» **Given problem**
Find the word "PUBLICAS" in the material below and gather every line that contains it.

_ _ _ _ _ _ _

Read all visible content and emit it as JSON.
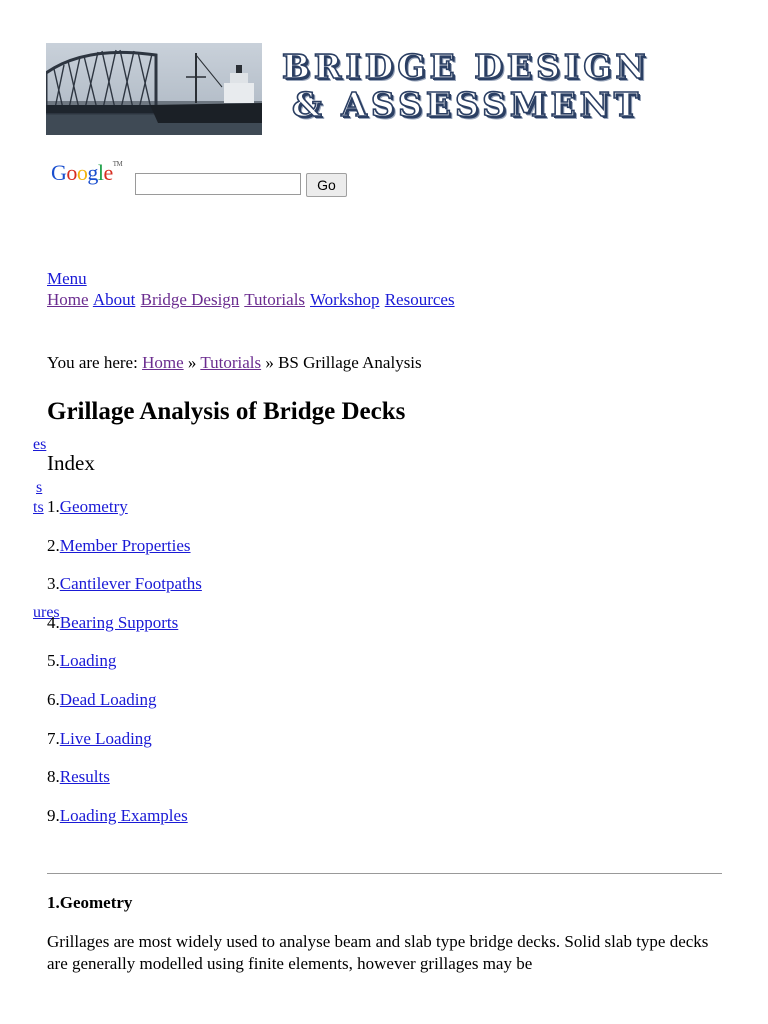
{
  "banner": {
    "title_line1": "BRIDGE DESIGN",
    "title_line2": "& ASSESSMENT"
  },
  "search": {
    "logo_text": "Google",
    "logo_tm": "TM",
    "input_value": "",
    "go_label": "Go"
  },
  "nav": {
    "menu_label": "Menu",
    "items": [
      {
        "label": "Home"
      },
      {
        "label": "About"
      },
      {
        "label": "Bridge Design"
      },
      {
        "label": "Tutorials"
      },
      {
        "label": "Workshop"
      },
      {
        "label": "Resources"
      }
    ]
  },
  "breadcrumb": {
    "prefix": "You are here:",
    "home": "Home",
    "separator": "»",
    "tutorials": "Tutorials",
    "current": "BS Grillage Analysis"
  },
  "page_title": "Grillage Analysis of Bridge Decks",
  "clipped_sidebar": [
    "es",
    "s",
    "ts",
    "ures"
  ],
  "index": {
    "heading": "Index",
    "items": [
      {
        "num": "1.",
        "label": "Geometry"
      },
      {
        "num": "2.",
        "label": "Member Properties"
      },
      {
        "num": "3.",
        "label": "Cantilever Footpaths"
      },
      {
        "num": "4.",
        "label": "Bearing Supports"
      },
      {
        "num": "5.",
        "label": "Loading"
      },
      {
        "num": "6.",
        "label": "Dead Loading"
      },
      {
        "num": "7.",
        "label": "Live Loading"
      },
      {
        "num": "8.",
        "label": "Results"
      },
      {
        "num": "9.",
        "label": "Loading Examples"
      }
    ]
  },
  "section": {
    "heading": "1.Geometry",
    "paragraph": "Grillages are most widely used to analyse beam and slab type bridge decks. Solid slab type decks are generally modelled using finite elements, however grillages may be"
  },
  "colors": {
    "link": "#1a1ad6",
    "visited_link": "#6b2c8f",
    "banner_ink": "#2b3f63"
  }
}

_ _ _ _ _ _ _

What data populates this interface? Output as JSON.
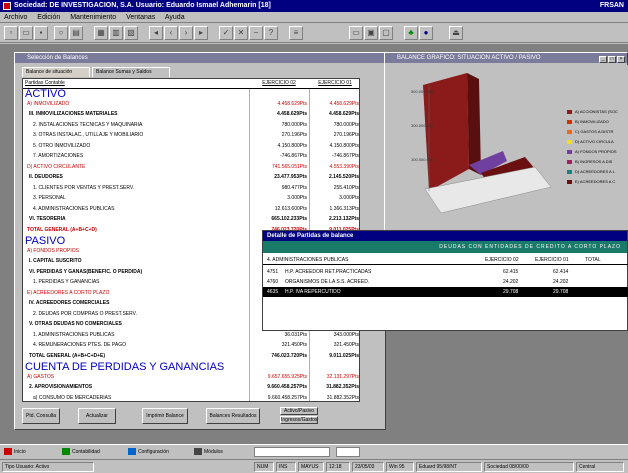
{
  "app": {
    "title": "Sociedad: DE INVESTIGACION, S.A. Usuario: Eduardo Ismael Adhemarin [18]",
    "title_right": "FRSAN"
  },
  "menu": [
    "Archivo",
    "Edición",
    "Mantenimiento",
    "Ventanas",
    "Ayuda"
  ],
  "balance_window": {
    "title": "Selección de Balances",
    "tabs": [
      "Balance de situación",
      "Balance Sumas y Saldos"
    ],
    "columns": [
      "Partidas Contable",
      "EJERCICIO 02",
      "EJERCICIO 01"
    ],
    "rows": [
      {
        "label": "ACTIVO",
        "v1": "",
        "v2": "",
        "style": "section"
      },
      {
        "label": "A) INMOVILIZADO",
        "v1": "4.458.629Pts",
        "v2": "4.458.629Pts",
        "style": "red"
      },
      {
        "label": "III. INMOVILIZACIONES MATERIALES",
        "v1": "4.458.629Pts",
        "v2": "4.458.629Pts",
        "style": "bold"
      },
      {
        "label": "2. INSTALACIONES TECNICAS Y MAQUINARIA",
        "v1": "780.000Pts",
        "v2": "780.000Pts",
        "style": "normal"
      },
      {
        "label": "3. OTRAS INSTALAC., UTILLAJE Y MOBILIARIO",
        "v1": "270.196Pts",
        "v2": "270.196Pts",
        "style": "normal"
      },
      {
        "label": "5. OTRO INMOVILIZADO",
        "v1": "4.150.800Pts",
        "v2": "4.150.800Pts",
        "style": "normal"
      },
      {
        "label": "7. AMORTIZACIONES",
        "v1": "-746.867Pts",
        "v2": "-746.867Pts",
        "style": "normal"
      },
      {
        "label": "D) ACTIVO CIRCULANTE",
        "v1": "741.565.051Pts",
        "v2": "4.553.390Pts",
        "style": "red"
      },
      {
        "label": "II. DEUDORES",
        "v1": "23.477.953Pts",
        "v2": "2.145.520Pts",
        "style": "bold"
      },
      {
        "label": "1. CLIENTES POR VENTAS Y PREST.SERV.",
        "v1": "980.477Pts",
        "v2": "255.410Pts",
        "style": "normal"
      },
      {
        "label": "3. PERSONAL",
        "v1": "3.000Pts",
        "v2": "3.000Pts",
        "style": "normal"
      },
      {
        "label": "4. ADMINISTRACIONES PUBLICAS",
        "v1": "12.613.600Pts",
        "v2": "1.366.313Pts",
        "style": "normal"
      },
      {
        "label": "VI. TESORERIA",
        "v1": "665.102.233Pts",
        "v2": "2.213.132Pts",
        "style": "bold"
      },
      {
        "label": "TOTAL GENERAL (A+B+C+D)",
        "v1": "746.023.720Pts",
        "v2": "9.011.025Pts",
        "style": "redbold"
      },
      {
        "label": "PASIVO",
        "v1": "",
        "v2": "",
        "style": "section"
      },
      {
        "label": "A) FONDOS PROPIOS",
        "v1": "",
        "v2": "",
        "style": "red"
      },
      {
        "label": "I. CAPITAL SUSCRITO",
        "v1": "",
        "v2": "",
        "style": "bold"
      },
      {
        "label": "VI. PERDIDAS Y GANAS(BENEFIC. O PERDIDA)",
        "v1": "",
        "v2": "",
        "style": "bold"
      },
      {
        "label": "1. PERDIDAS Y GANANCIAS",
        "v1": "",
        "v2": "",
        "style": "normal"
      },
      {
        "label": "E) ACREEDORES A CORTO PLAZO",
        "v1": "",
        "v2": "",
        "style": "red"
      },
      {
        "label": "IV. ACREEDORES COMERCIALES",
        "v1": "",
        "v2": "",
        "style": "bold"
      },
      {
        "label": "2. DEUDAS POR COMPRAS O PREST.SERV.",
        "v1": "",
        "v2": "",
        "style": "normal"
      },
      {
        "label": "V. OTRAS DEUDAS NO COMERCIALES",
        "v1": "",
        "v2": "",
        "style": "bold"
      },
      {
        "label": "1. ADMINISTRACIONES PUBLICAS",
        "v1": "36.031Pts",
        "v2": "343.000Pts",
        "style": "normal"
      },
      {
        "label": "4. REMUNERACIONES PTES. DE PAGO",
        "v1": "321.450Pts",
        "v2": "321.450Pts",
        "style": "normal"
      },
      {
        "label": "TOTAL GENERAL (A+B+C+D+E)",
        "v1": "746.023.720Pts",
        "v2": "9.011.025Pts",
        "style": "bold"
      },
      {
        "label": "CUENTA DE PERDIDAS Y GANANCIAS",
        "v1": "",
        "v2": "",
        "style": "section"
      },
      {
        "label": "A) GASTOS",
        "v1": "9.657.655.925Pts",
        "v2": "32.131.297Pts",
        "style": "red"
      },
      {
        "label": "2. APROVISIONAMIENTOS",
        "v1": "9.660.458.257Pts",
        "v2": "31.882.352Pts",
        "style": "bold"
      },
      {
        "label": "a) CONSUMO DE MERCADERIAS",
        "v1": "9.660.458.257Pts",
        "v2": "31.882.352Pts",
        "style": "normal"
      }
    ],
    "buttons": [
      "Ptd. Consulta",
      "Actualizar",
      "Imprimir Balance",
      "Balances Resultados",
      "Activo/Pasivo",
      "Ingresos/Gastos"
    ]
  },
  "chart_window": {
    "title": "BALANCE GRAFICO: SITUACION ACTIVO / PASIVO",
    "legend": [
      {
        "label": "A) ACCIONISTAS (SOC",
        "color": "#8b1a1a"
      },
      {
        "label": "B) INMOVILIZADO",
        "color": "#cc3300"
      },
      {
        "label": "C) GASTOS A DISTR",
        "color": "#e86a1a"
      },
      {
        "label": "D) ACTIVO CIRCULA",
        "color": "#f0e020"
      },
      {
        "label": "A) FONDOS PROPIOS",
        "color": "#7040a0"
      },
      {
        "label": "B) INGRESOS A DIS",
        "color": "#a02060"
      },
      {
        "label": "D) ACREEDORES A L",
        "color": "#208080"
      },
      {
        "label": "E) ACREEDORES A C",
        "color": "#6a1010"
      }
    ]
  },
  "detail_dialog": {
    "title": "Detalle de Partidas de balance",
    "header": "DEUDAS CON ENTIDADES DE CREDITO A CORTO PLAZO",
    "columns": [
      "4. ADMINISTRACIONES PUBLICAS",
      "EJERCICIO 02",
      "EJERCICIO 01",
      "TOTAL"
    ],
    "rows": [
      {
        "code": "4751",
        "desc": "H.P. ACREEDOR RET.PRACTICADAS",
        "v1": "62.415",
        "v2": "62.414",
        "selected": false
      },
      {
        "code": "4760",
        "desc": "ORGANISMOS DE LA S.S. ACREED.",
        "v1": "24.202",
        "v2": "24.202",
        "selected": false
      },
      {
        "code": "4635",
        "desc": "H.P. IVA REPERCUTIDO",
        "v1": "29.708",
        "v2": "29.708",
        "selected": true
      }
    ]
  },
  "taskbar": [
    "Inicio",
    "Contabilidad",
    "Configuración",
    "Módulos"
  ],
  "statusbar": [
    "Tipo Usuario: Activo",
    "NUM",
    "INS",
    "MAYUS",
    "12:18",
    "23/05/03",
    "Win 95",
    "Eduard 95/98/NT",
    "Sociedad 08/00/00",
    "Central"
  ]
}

_ _ _ _ _ _ _

» **Task answer**
        "label": "4. ADMINISTRACIONES PUBLICAS",
        "label": "1. ADMINISTRACIONES PUBLICAS",
      "4. ADMINISTRACIONES PUBLICAS",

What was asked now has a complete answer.